Aim of the exercise: Every entry below must appear again, exactly as written.

Data to process:
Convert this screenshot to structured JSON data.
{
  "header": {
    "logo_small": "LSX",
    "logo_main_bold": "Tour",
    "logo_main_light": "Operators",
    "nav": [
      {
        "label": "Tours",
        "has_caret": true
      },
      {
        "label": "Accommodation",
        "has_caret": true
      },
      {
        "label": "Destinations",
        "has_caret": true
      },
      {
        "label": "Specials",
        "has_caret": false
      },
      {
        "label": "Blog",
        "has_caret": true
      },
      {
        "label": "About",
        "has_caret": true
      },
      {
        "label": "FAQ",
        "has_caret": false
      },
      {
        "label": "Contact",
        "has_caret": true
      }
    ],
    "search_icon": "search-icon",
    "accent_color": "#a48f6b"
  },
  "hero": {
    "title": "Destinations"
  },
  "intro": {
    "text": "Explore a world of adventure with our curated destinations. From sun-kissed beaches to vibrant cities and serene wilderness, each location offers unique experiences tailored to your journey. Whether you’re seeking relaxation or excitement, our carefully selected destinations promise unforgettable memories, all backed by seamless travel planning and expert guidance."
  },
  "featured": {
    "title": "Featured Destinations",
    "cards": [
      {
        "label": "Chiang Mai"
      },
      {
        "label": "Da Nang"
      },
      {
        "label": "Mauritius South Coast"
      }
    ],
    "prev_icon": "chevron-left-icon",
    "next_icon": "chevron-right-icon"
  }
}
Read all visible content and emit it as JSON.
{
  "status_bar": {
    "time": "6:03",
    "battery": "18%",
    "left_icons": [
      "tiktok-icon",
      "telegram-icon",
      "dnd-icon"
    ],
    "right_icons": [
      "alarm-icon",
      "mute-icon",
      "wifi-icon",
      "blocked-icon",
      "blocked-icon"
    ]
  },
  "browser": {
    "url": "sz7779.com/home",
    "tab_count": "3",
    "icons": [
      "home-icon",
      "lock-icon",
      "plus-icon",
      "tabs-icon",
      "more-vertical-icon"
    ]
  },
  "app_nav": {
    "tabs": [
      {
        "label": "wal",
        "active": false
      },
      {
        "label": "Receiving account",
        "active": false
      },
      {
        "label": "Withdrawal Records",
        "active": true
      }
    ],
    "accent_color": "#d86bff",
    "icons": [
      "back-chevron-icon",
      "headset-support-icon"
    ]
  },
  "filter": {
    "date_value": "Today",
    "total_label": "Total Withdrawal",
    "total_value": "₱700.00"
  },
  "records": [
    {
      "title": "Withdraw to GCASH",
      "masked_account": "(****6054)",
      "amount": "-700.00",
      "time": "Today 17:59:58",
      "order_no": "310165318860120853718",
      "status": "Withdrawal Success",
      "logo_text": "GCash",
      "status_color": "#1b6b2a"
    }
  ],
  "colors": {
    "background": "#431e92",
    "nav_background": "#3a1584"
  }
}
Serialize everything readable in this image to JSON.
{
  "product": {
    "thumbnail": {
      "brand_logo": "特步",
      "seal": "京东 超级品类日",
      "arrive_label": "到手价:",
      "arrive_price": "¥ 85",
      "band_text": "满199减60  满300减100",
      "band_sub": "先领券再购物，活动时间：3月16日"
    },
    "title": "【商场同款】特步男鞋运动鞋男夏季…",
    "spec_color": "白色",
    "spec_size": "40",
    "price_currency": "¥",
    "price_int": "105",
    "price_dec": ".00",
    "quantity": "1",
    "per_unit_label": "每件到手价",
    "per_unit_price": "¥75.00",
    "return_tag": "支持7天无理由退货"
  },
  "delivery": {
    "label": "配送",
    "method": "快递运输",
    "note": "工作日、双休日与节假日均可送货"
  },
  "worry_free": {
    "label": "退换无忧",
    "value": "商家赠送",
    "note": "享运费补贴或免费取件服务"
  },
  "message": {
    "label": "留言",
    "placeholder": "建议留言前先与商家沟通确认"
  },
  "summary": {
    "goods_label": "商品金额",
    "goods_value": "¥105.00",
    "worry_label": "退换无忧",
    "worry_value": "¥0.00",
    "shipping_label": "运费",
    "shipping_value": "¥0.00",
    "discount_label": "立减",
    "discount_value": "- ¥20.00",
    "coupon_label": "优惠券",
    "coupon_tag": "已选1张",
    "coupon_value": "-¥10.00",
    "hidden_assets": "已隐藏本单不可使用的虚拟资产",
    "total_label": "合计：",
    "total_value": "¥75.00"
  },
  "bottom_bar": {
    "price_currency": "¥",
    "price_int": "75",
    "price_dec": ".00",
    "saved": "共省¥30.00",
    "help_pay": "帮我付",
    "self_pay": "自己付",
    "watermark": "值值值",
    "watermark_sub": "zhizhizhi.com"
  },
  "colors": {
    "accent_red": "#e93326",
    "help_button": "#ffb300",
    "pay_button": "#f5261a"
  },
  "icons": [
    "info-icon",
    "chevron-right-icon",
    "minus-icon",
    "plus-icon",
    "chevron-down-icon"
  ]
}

Answer to the problem:
Convert this screenshot to structured JSON data.
{
  "header": {
    "logo_small": "LSX",
    "logo_main_bold": "Tour",
    "logo_main_light": "Operators",
    "nav": [
      {
        "label": "Tours",
        "has_caret": true
      },
      {
        "label": "Accommodation",
        "has_caret": true
      },
      {
        "label": "Destinations",
        "has_caret": true
      },
      {
        "label": "Specials",
        "has_caret": false
      },
      {
        "label": "Blog",
        "has_caret": true
      },
      {
        "label": "About",
        "has_caret": true
      },
      {
        "label": "FAQ",
        "has_caret": false
      },
      {
        "label": "Contact",
        "has_caret": true
      }
    ],
    "search_icon": "search-icon",
    "accent_color": "#a48f6b"
  },
  "hero": {
    "title": "Destinations"
  },
  "intro": {
    "text": "Explore a world of adventure with our curated destinations. From sun-kissed beaches to vibrant cities and serene wilderness, each location offers unique experiences tailored to your journey. Whether you’re seeking relaxation or excitement, our carefully selected destinations promise unforgettable memories, all backed by seamless travel planning and expert guidance."
  },
  "featured": {
    "title": "Featured Destinations",
    "cards": [
      {
        "label": "Chiang Mai"
      },
      {
        "label": "Da Nang"
      },
      {
        "label": "Mauritius South Coast"
      }
    ],
    "prev_icon": "chevron-left-icon",
    "next_icon": "chevron-right-icon"
  }
}
Read all visible content and emit it as JSON.
{
  "status_bar": {
    "time": "6:03",
    "battery": "18%",
    "left_icons": [
      "tiktok-icon",
      "telegram-icon",
      "dnd-icon"
    ],
    "right_icons": [
      "alarm-icon",
      "mute-icon",
      "wifi-icon",
      "blocked-icon",
      "blocked-icon"
    ]
  },
  "browser": {
    "url": "sz7779.com/home",
    "tab_count": "3",
    "icons": [
      "home-icon",
      "lock-icon",
      "plus-icon",
      "tabs-icon",
      "more-vertical-icon"
    ]
  },
  "app_nav": {
    "tabs": [
      {
        "label": "wal",
        "active": false
      },
      {
        "label": "Receiving account",
        "active": false
      },
      {
        "label": "Withdrawal Records",
        "active": true
      }
    ],
    "accent_color": "#d86bff",
    "icons": [
      "back-chevron-icon",
      "headset-support-icon"
    ]
  },
  "filter": {
    "date_value": "Today",
    "total_label": "Total Withdrawal",
    "total_value": "₱700.00"
  },
  "records": [
    {
      "title": "Withdraw to GCASH",
      "masked_account": "(****6054)",
      "amount": "-700.00",
      "time": "Today 17:59:58",
      "order_no": "310165318860120853718",
      "status": "Withdrawal Success",
      "logo_text": "GCash",
      "status_color": "#1b6b2a"
    }
  ],
  "colors": {
    "background": "#431e92",
    "nav_background": "#3a1584"
  }
}
Serialize everything readable in this image to JSON.
{
  "product": {
    "thumbnail": {
      "brand_logo": "特步",
      "seal": "京东 超级品类日",
      "arrive_label": "到手价:",
      "arrive_price": "¥ 85",
      "band_text": "满199减60  满300减100",
      "band_sub": "先领券再购物，活动时间：3月16日"
    },
    "title": "【商场同款】特步男鞋运动鞋男夏季…",
    "spec_color": "白色",
    "spec_size": "40",
    "price_currency": "¥",
    "price_int": "105",
    "price_dec": ".00",
    "quantity": "1",
    "per_unit_label": "每件到手价",
    "per_unit_price": "¥75.00",
    "return_tag": "支持7天无理由退货"
  },
  "delivery": {
    "label": "配送",
    "method": "快递运输",
    "note": "工作日、双休日与节假日均可送货"
  },
  "worry_free": {
    "label": "退换无忧",
    "value": "商家赠送",
    "note": "享运费补贴或免费取件服务"
  },
  "message": {
    "label": "留言",
    "placeholder": "建议留言前先与商家沟通确认"
  },
  "summary": {
    "goods_label": "商品金额",
    "goods_value": "¥105.00",
    "worry_label": "退换无忧",
    "worry_value": "¥0.00",
    "shipping_label": "运费",
    "shipping_value": "¥0.00",
    "discount_label": "立减",
    "discount_value": "- ¥20.00",
    "coupon_label": "优惠券",
    "coupon_tag": "已选1张",
    "coupon_value": "-¥10.00",
    "hidden_assets": "已隐藏本单不可使用的虚拟资产",
    "total_label": "合计：",
    "total_value": "¥75.00"
  },
  "bottom_bar": {
    "price_currency": "¥",
    "price_int": "75",
    "price_dec": ".00",
    "saved": "共省¥30.00",
    "help_pay": "帮我付",
    "self_pay": "自己付",
    "watermark": "值值值",
    "watermark_sub": "zhizhizhi.com"
  },
  "colors": {
    "accent_red": "#e93326",
    "help_button": "#ffb300",
    "pay_button": "#f5261a"
  },
  "icons": [
    "info-icon",
    "chevron-right-icon",
    "minus-icon",
    "plus-icon",
    "chevron-down-icon"
  ]
}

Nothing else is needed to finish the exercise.